--- start Provided information ---

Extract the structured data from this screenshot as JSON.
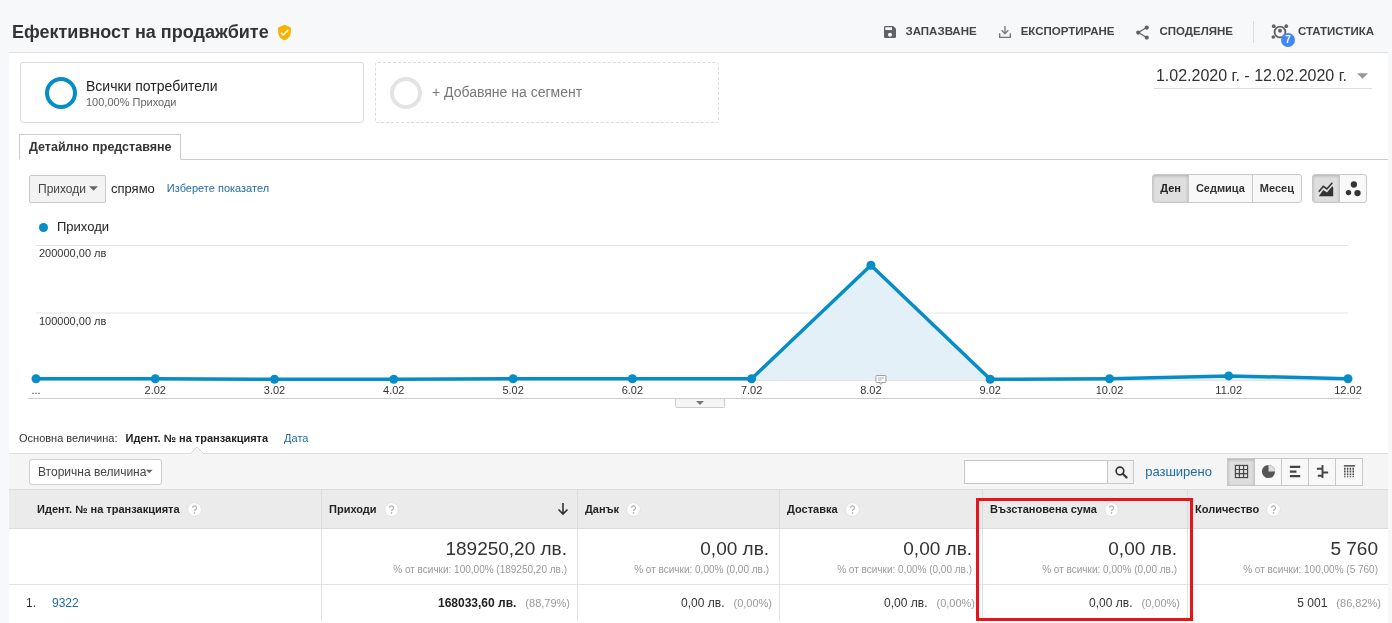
{
  "header": {
    "title": "Ефективност на продажбите",
    "actions": [
      {
        "kind": "save",
        "label": "ЗАПАЗВАНЕ"
      },
      {
        "kind": "export",
        "label": "ЕКСПОРТИРАНЕ"
      },
      {
        "kind": "share",
        "label": "СПОДЕЛЯНЕ"
      },
      {
        "kind": "insights",
        "label": "СТАТИСТИКА",
        "badge": "7"
      }
    ]
  },
  "segments": [
    {
      "kind": "active",
      "name": "Всички потребители",
      "detail": "100,00% Приходи"
    },
    {
      "kind": "add",
      "name": "+ Добавяне на сегмент"
    }
  ],
  "date_range": "1.02.2020 г. - 12.02.2020 г.",
  "tabs": [
    {
      "label": "Детайлно представяне",
      "selected": true
    }
  ],
  "chart_controls": {
    "metric": "Приходи",
    "versus": "спрямо",
    "pick_metric": "Изберете показател",
    "periods": [
      {
        "label": "Ден",
        "selected": true
      },
      {
        "label": "Седмица",
        "selected": false
      },
      {
        "label": "Месец",
        "selected": false
      }
    ],
    "chart_types": [
      {
        "kind": "line",
        "selected": true
      },
      {
        "kind": "motion",
        "selected": false
      }
    ]
  },
  "chart": {
    "chart_data": {
      "type": "area",
      "categories": [
        "...",
        "2.02",
        "3.02",
        "4.02",
        "5.02",
        "6.02",
        "7.02",
        "8.02",
        "9.02",
        "10.02",
        "11.02",
        "12.02"
      ],
      "series": [
        {
          "name": "Приходи",
          "color": "#058dc7",
          "values": [
            2000,
            2000,
            1000,
            1000,
            2000,
            2000,
            2000,
            170000,
            1000,
            2000,
            6000,
            2000
          ]
        }
      ],
      "ylim": [
        0,
        200000
      ],
      "yticks": [
        {
          "value": 100000,
          "label": "100000,00 лв"
        },
        {
          "value": 200000,
          "label": "200000,00 лв"
        }
      ]
    }
  },
  "primary_dimension": {
    "label": "Основна величина:",
    "options": [
      {
        "label": "Идент. № на транзакцията",
        "selected": true
      },
      {
        "label": "Дата",
        "selected": false
      }
    ]
  },
  "table_toolbar": {
    "secondary_dimension": "Вторична величина",
    "advanced": "разширено",
    "views": [
      {
        "kind": "table",
        "selected": true
      },
      {
        "kind": "pie",
        "selected": false
      },
      {
        "kind": "performance",
        "selected": false
      },
      {
        "kind": "comparison",
        "selected": false
      },
      {
        "kind": "pivot",
        "selected": false
      }
    ]
  },
  "table": {
    "columns": [
      {
        "label": "Идент. № на транзакцията",
        "sorted": false,
        "highlighted": false
      },
      {
        "label": "Приходи",
        "sorted": true,
        "highlighted": false
      },
      {
        "label": "Данък",
        "sorted": false,
        "highlighted": false
      },
      {
        "label": "Доставка",
        "sorted": false,
        "highlighted": false
      },
      {
        "label": "Възстановена сума",
        "sorted": false,
        "highlighted": true
      },
      {
        "label": "Количество",
        "sorted": false,
        "highlighted": false
      }
    ],
    "totals": [
      {
        "value": "189250,20 лв.",
        "share": "% от всички: 100,00% (189250,20 лв.)"
      },
      {
        "value": "0,00 лв.",
        "share": "% от всички: 0,00% (0,00 лв.)"
      },
      {
        "value": "0,00 лв.",
        "share": "% от всички: 0,00% (0,00 лв.)"
      },
      {
        "value": "0,00 лв.",
        "share": "% от всички: 0,00% (0,00 лв.)"
      },
      {
        "value": "5 760",
        "share": "% от всички: 100,00% (5 760)"
      }
    ],
    "rows": [
      {
        "number": "1.",
        "id": "9322",
        "cells": [
          {
            "value": "168033,60 лв.",
            "share": "(88,79%)"
          },
          {
            "value": "0,00 лв.",
            "share": "(0,00%)"
          },
          {
            "value": "0,00 лв.",
            "share": "(0,00%)"
          },
          {
            "value": "0,00 лв.",
            "share": "(0,00%)"
          },
          {
            "value": "5 001",
            "share": "(86,82%)"
          }
        ]
      }
    ]
  }
}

--- end Provided information ---

● **Exercise brief**
Go through the data above and transcribe it in full, omitting any image.

● **Answer in full**
Extract the structured data from this screenshot as JSON.
{
  "header": {
    "title": "Ефективност на продажбите",
    "actions": [
      {
        "kind": "save",
        "label": "ЗАПАЗВАНЕ"
      },
      {
        "kind": "export",
        "label": "ЕКСПОРТИРАНЕ"
      },
      {
        "kind": "share",
        "label": "СПОДЕЛЯНЕ"
      },
      {
        "kind": "insights",
        "label": "СТАТИСТИКА",
        "badge": "7"
      }
    ]
  },
  "segments": [
    {
      "kind": "active",
      "name": "Всички потребители",
      "detail": "100,00% Приходи"
    },
    {
      "kind": "add",
      "name": "+ Добавяне на сегмент"
    }
  ],
  "date_range": "1.02.2020 г. - 12.02.2020 г.",
  "tabs": [
    {
      "label": "Детайлно представяне",
      "selected": true
    }
  ],
  "chart_controls": {
    "metric": "Приходи",
    "versus": "спрямо",
    "pick_metric": "Изберете показател",
    "periods": [
      {
        "label": "Ден",
        "selected": true
      },
      {
        "label": "Седмица",
        "selected": false
      },
      {
        "label": "Месец",
        "selected": false
      }
    ],
    "chart_types": [
      {
        "kind": "line",
        "selected": true
      },
      {
        "kind": "motion",
        "selected": false
      }
    ]
  },
  "chart": {
    "chart_data": {
      "type": "area",
      "categories": [
        "...",
        "2.02",
        "3.02",
        "4.02",
        "5.02",
        "6.02",
        "7.02",
        "8.02",
        "9.02",
        "10.02",
        "11.02",
        "12.02"
      ],
      "series": [
        {
          "name": "Приходи",
          "color": "#058dc7",
          "values": [
            2000,
            2000,
            1000,
            1000,
            2000,
            2000,
            2000,
            170000,
            1000,
            2000,
            6000,
            2000
          ]
        }
      ],
      "ylim": [
        0,
        200000
      ],
      "yticks": [
        {
          "value": 100000,
          "label": "100000,00 лв"
        },
        {
          "value": 200000,
          "label": "200000,00 лв"
        }
      ]
    }
  },
  "primary_dimension": {
    "label": "Основна величина:",
    "options": [
      {
        "label": "Идент. № на транзакцията",
        "selected": true
      },
      {
        "label": "Дата",
        "selected": false
      }
    ]
  },
  "table_toolbar": {
    "secondary_dimension": "Вторична величина",
    "advanced": "разширено",
    "views": [
      {
        "kind": "table",
        "selected": true
      },
      {
        "kind": "pie",
        "selected": false
      },
      {
        "kind": "performance",
        "selected": false
      },
      {
        "kind": "comparison",
        "selected": false
      },
      {
        "kind": "pivot",
        "selected": false
      }
    ]
  },
  "table": {
    "columns": [
      {
        "label": "Идент. № на транзакцията",
        "sorted": false,
        "highlighted": false
      },
      {
        "label": "Приходи",
        "sorted": true,
        "highlighted": false
      },
      {
        "label": "Данък",
        "sorted": false,
        "highlighted": false
      },
      {
        "label": "Доставка",
        "sorted": false,
        "highlighted": false
      },
      {
        "label": "Възстановена сума",
        "sorted": false,
        "highlighted": true
      },
      {
        "label": "Количество",
        "sorted": false,
        "highlighted": false
      }
    ],
    "totals": [
      {
        "value": "189250,20 лв.",
        "share": "% от всички: 100,00% (189250,20 лв.)"
      },
      {
        "value": "0,00 лв.",
        "share": "% от всички: 0,00% (0,00 лв.)"
      },
      {
        "value": "0,00 лв.",
        "share": "% от всички: 0,00% (0,00 лв.)"
      },
      {
        "value": "0,00 лв.",
        "share": "% от всички: 0,00% (0,00 лв.)"
      },
      {
        "value": "5 760",
        "share": "% от всички: 100,00% (5 760)"
      }
    ],
    "rows": [
      {
        "number": "1.",
        "id": "9322",
        "cells": [
          {
            "value": "168033,60 лв.",
            "share": "(88,79%)"
          },
          {
            "value": "0,00 лв.",
            "share": "(0,00%)"
          },
          {
            "value": "0,00 лв.",
            "share": "(0,00%)"
          },
          {
            "value": "0,00 лв.",
            "share": "(0,00%)"
          },
          {
            "value": "5 001",
            "share": "(86,82%)"
          }
        ]
      }
    ]
  }
}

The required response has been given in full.